■ **Records for this exercise**:

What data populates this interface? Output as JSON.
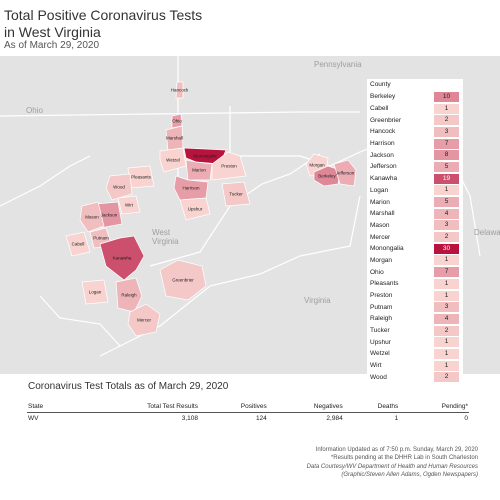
{
  "title_line1": "Total Positive Coronavirus Tests",
  "title_line2": "in West Virginia",
  "subtitle": "As of March 29, 2020",
  "map_labels": {
    "pennsylvania": "Pennsylvania",
    "ohio": "Ohio",
    "west_virginia_1": "West",
    "west_virginia_2": "Virginia",
    "virginia": "Virginia",
    "delaware": "Delaware"
  },
  "chart_data": {
    "type": "table",
    "legend_header": "County",
    "counties": [
      "Berkeley",
      "Cabell",
      "Greenbrier",
      "Hancock",
      "Harrison",
      "Jackson",
      "Jefferson",
      "Kanawha",
      "Logan",
      "Marion",
      "Marshall",
      "Mason",
      "Mercer",
      "Monongalia",
      "Morgan",
      "Ohio",
      "Pleasants",
      "Preston",
      "Putnam",
      "Raleigh",
      "Tucker",
      "Upshur",
      "Wetzel",
      "Wirt",
      "Wood"
    ],
    "values": [
      10,
      1,
      2,
      3,
      7,
      8,
      5,
      19,
      1,
      5,
      4,
      3,
      2,
      30,
      1,
      7,
      1,
      1,
      3,
      4,
      2,
      1,
      1,
      1,
      2
    ],
    "color_scale": [
      "#fde3dc",
      "#b8123f"
    ]
  },
  "map_county_labels": [
    "Hancock",
    "Ohio",
    "Marshall",
    "Wetzel",
    "Monongalia",
    "Marion",
    "Preston",
    "Harrison",
    "Tucker",
    "Upshur",
    "Pleasants",
    "Wood",
    "Wirt",
    "Jackson",
    "Mason",
    "Putnam",
    "Cabell",
    "Kanawha",
    "Logan",
    "Raleigh",
    "Greenbrier",
    "Mercer",
    "Morgan",
    "Berkeley",
    "Jefferson"
  ],
  "totals": {
    "title": "Coronavirus Test Totals as of March 29, 2020",
    "headers": [
      "State",
      "Total Test Results",
      "Positives",
      "Negatives",
      "Deaths",
      "Pending*"
    ],
    "row": [
      "WV",
      "3,108",
      "124",
      "2,984",
      "1",
      "0"
    ]
  },
  "footer": {
    "line1": "Information Updated as of 7:50 p.m. Sunday, March 29, 2020",
    "line2": "*Results pending at the DHHR Lab in South Charleston",
    "line3": "Data Courtesy/WV Department of Health and Human Resources",
    "line4": "(Graphic/Steven Allen Adams, Ogden Newspapers)"
  }
}
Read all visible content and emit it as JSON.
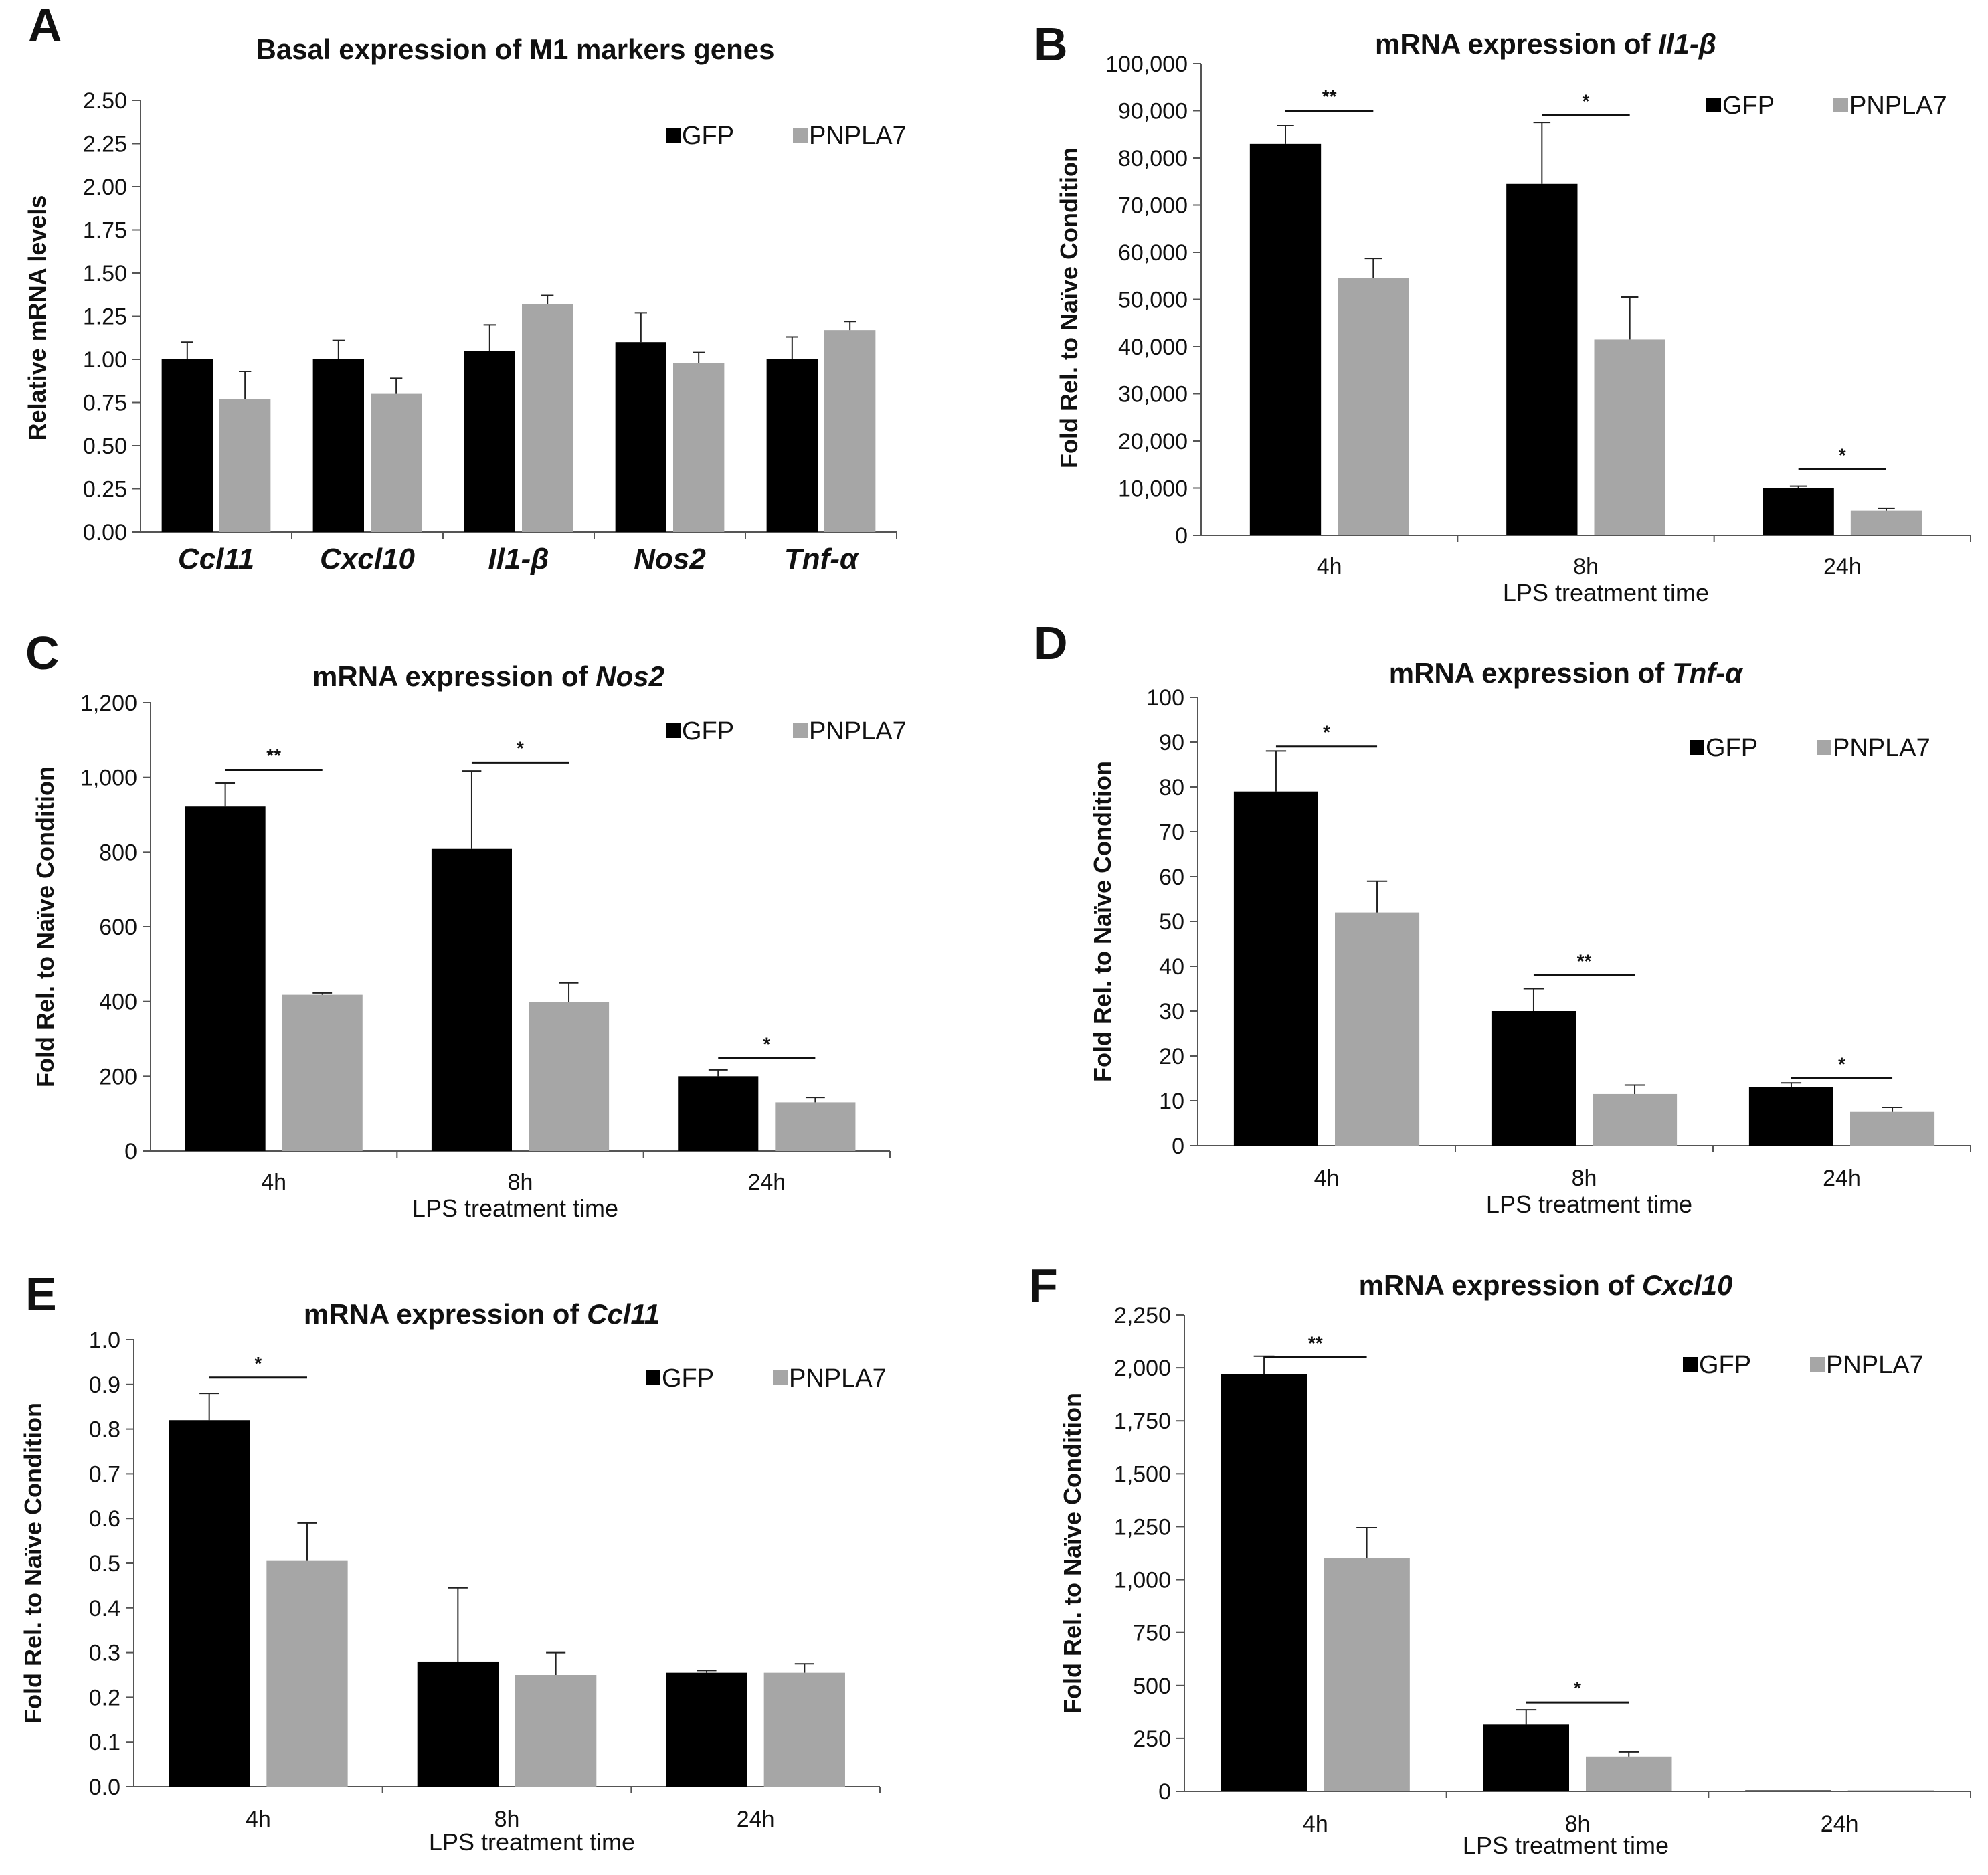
{
  "chart_data": [
    {
      "panel": "A",
      "type": "bar",
      "title": "Basal expression of M1 markers genes",
      "title_italic": "",
      "ylabel": "Relative mRNA levels",
      "xlabel": "",
      "ylim": [
        0,
        2.5
      ],
      "yticks": [
        0,
        0.25,
        0.5,
        0.75,
        1.0,
        1.25,
        1.5,
        1.75,
        2.0,
        2.25,
        2.5
      ],
      "ytick_labels": [
        "0.00",
        "0.25",
        "0.50",
        "0.75",
        "1.00",
        "1.25",
        "1.50",
        "1.75",
        "2.00",
        "2.25",
        "2.50"
      ],
      "categories": [
        "Ccl11",
        "Cxcl10",
        "Il1-β",
        "Nos2",
        "Tnf-α"
      ],
      "categories_italic": true,
      "series": [
        {
          "name": "GFP",
          "color": "#000000",
          "values": [
            1.0,
            1.0,
            1.05,
            1.1,
            1.0
          ],
          "errors": [
            0.1,
            0.11,
            0.15,
            0.17,
            0.13
          ]
        },
        {
          "name": "PNPLA7",
          "color": "#a6a6a6",
          "values": [
            0.77,
            0.8,
            1.32,
            0.98,
            1.17
          ],
          "errors": [
            0.16,
            0.09,
            0.05,
            0.06,
            0.05
          ]
        }
      ],
      "significance": [],
      "legend": "top-right"
    },
    {
      "panel": "B",
      "type": "bar",
      "title": "mRNA expression of ",
      "title_italic": "Il1-β",
      "ylabel": "Fold Rel. to Naïve Condition",
      "xlabel": "LPS treatment time",
      "ylim": [
        0,
        100000
      ],
      "yticks": [
        0,
        10000,
        20000,
        30000,
        40000,
        50000,
        60000,
        70000,
        80000,
        90000,
        100000
      ],
      "ytick_labels": [
        "0",
        "10,000",
        "20,000",
        "30,000",
        "40,000",
        "50,000",
        "60,000",
        "70,000",
        "80,000",
        "90,000",
        "100,000"
      ],
      "categories": [
        "4h",
        "8h",
        "24h"
      ],
      "categories_italic": false,
      "series": [
        {
          "name": "GFP",
          "color": "#000000",
          "values": [
            83000,
            74500,
            10000
          ],
          "errors": [
            3800,
            13000,
            400
          ]
        },
        {
          "name": "PNPLA7",
          "color": "#a6a6a6",
          "values": [
            54500,
            41500,
            5300
          ],
          "errors": [
            4200,
            9000,
            400
          ]
        }
      ],
      "significance": [
        {
          "category": 0,
          "label": "**",
          "y": 90000
        },
        {
          "category": 1,
          "label": "*",
          "y": 89000
        },
        {
          "category": 2,
          "label": "*",
          "y": 14000
        }
      ],
      "legend": "top-right"
    },
    {
      "panel": "C",
      "type": "bar",
      "title": "mRNA expression of ",
      "title_italic": "Nos2",
      "ylabel": "Fold Rel. to Naïve Condition",
      "xlabel": "LPS treatment time",
      "ylim": [
        0,
        1200
      ],
      "yticks": [
        0,
        200,
        400,
        600,
        800,
        1000,
        1200
      ],
      "ytick_labels": [
        "0",
        "200",
        "400",
        "600",
        "800",
        "1,000",
        "1,200"
      ],
      "categories": [
        "4h",
        "8h",
        "24h"
      ],
      "categories_italic": false,
      "series": [
        {
          "name": "GFP",
          "color": "#000000",
          "values": [
            922,
            810,
            200
          ],
          "errors": [
            63,
            207,
            17
          ]
        },
        {
          "name": "PNPLA7",
          "color": "#a6a6a6",
          "values": [
            418,
            398,
            130
          ],
          "errors": [
            5,
            52,
            13
          ]
        }
      ],
      "significance": [
        {
          "category": 0,
          "label": "**",
          "y": 1020
        },
        {
          "category": 1,
          "label": "*",
          "y": 1040
        },
        {
          "category": 2,
          "label": "*",
          "y": 248
        }
      ],
      "legend": "top-right"
    },
    {
      "panel": "D",
      "type": "bar",
      "title": "mRNA expression of ",
      "title_italic": "Tnf-α",
      "ylabel": "Fold Rel. to Naïve Condition",
      "xlabel": "LPS treatment time",
      "ylim": [
        0,
        100
      ],
      "yticks": [
        0,
        10,
        20,
        30,
        40,
        50,
        60,
        70,
        80,
        90,
        100
      ],
      "ytick_labels": [
        "0",
        "10",
        "20",
        "30",
        "40",
        "50",
        "60",
        "70",
        "80",
        "90",
        "100"
      ],
      "categories": [
        "4h",
        "8h",
        "24h"
      ],
      "categories_italic": false,
      "series": [
        {
          "name": "GFP",
          "color": "#000000",
          "values": [
            79,
            30,
            13
          ],
          "errors": [
            9,
            5,
            1
          ]
        },
        {
          "name": "PNPLA7",
          "color": "#a6a6a6",
          "values": [
            52,
            11.5,
            7.5
          ],
          "errors": [
            7,
            2,
            1
          ]
        }
      ],
      "significance": [
        {
          "category": 0,
          "label": "*",
          "y": 89
        },
        {
          "category": 1,
          "label": "**",
          "y": 38
        },
        {
          "category": 2,
          "label": "*",
          "y": 15
        }
      ],
      "legend": "top-right"
    },
    {
      "panel": "E",
      "type": "bar",
      "title": "mRNA expression of ",
      "title_italic": "Ccl11",
      "ylabel": "Fold Rel. to Naïve Condition",
      "xlabel": "LPS treatment time",
      "ylim": [
        0,
        1.0
      ],
      "yticks": [
        0,
        0.1,
        0.2,
        0.3,
        0.4,
        0.5,
        0.6,
        0.7,
        0.8,
        0.9,
        1.0
      ],
      "ytick_labels": [
        "0.0",
        "0.1",
        "0.2",
        "0.3",
        "0.4",
        "0.5",
        "0.6",
        "0.7",
        "0.8",
        "0.9",
        "1.0"
      ],
      "categories": [
        "4h",
        "8h",
        "24h"
      ],
      "categories_italic": false,
      "series": [
        {
          "name": "GFP",
          "color": "#000000",
          "values": [
            0.82,
            0.28,
            0.255
          ],
          "errors": [
            0.06,
            0.165,
            0.005
          ]
        },
        {
          "name": "PNPLA7",
          "color": "#a6a6a6",
          "values": [
            0.505,
            0.25,
            0.255
          ],
          "errors": [
            0.085,
            0.05,
            0.02
          ]
        }
      ],
      "significance": [
        {
          "category": 0,
          "label": "*",
          "y": 0.915
        }
      ],
      "legend": "top-right"
    },
    {
      "panel": "F",
      "type": "bar",
      "title": "mRNA expression of ",
      "title_italic": "Cxcl10",
      "ylabel": "Fold Rel. to Naïve Condition",
      "xlabel": "LPS treatment time",
      "ylim": [
        0,
        2250
      ],
      "yticks": [
        0,
        250,
        500,
        750,
        1000,
        1250,
        1500,
        1750,
        2000,
        2250
      ],
      "ytick_labels": [
        "0",
        "250",
        "500",
        "750",
        "1,000",
        "1,250",
        "1,500",
        "1,750",
        "2,000",
        "2,250"
      ],
      "categories": [
        "4h",
        "8h",
        "24h"
      ],
      "categories_italic": false,
      "series": [
        {
          "name": "GFP",
          "color": "#000000",
          "values": [
            1970,
            315,
            5
          ],
          "errors": [
            85,
            70,
            0
          ]
        },
        {
          "name": "PNPLA7",
          "color": "#a6a6a6",
          "values": [
            1100,
            165,
            5
          ],
          "errors": [
            145,
            22,
            0
          ]
        }
      ],
      "significance": [
        {
          "category": 0,
          "label": "**",
          "y": 2050
        },
        {
          "category": 1,
          "label": "*",
          "y": 420
        }
      ],
      "legend": "top-right"
    }
  ]
}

■ **Task statement**: Your answer should be a single number, which is the count of lines in the data above that include the word "March".

■ **Written response**: 3